### Action item:
Without the pictures, can you quote each line below exactly?

### Entries provided:
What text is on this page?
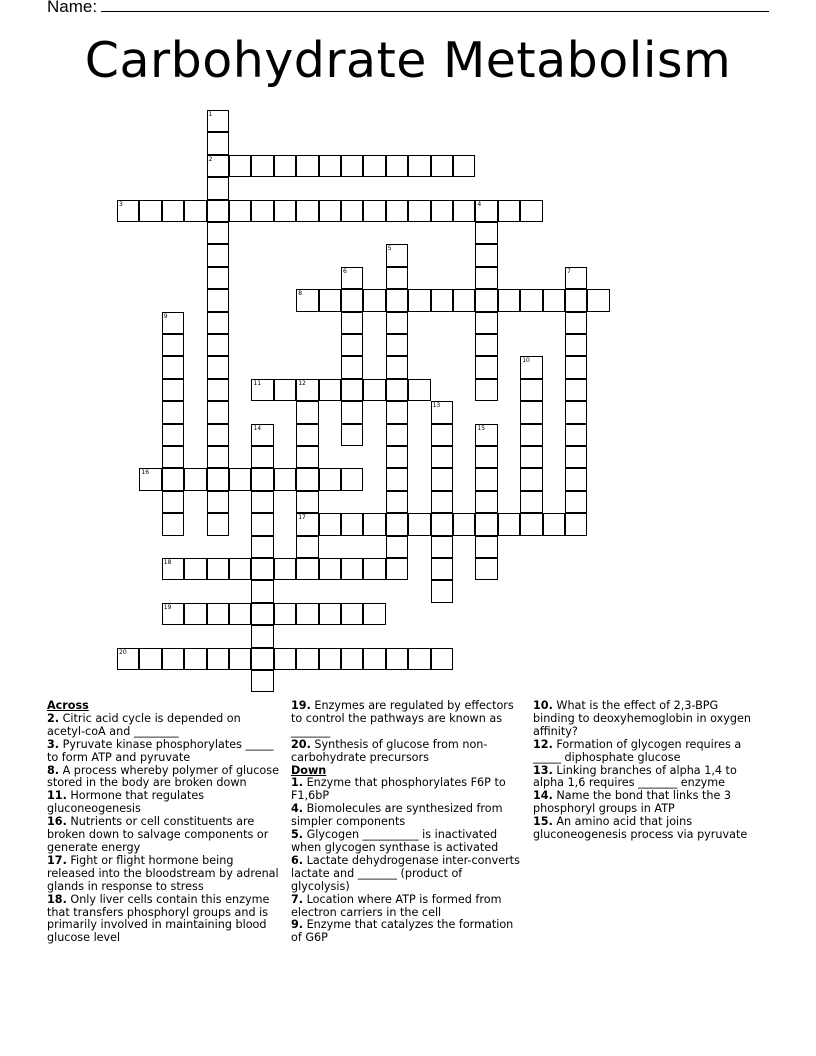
Name:
Carbohydrate Metabolism
1
2
3	4
5
6	7
8
9
10
11	12
17
13
14	15
16
18
19
20
Across
2. Citric acid cycle is depended on acetyl-coA and ________
3. Pyruvate kinase phosphorylates _____ to form ATP and pyruvate
8. A process whereby polymer of glucose stored in the body are broken down
11. Hormone that regulates gluconeogenesis
16. Nutrients or cell constituents are broken down to salvage components or generate energy
17. Fight or flight hormone being released into the bloodstream by adrenal glands in response to stress
18. Only liver cells contain this enzyme that transfers phosphoryl groups and is primarily involved in maintaining blood glucose level
19. Enzymes are regulated by effectors to control the pathways are known as _______
20. Synthesis of glucose from non-carbohydrate precursors
Down
1. Enzyme that phosphorylates F6P to F1,6bP
4. Biomolecules are synthesized from simpler components
5. Glycogen __________ is inactivated when glycogen synthase is activated
6. Lactate dehydrogenase inter-converts lactate and _______ (product of glycolysis)
7. Location where ATP is formed from electron carriers in the cell
9. Enzyme that catalyzes the formation of G6P
10. What is the effect of 2,3-BPG binding to deoxyhemoglobin in oxygen affinity?
12. Formation of glycogen requires a _____ diphosphate glucose
13. Linking branches of alpha 1,4 to alpha 1,6 requires _______ enzyme
14. Name the bond that links the 3 phosphoryl groups in ATP
15. An amino acid that joins gluconeogenesis process via pyruvate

### Solution to this exercise:
What text is on this page?
Name:
Carbohydrate Metabolism
1
2
3	4
5
6	7
8
9
10
11	12
17
13
14	15
16
18
19
20
Across
2. Citric acid cycle is depended on acetyl-coA and ________
3. Pyruvate kinase phosphorylates _____ to form ATP and pyruvate
8. A process whereby polymer of glucose stored in the body are broken down
11. Hormone that regulates gluconeogenesis
16. Nutrients or cell constituents are broken down to salvage components or generate energy
17. Fight or flight hormone being released into the bloodstream by adrenal glands in response to stress
18. Only liver cells contain this enzyme that transfers phosphoryl groups and is primarily involved in maintaining blood glucose level
19. Enzymes are regulated by effectors to control the pathways are known as _______
20. Synthesis of glucose from non-carbohydrate precursors
Down
1. Enzyme that phosphorylates F6P to F1,6bP
4. Biomolecules are synthesized from simpler components
5. Glycogen __________ is inactivated when glycogen synthase is activated
6. Lactate dehydrogenase inter-converts lactate and _______ (product of glycolysis)
7. Location where ATP is formed from electron carriers in the cell
9. Enzyme that catalyzes the formation of G6P
10. What is the effect of 2,3-BPG binding to deoxyhemoglobin in oxygen affinity?
12. Formation of glycogen requires a _____ diphosphate glucose
13. Linking branches of alpha 1,4 to alpha 1,6 requires _______ enzyme
14. Name the bond that links the 3 phosphoryl groups in ATP
15. An amino acid that joins gluconeogenesis process via pyruvate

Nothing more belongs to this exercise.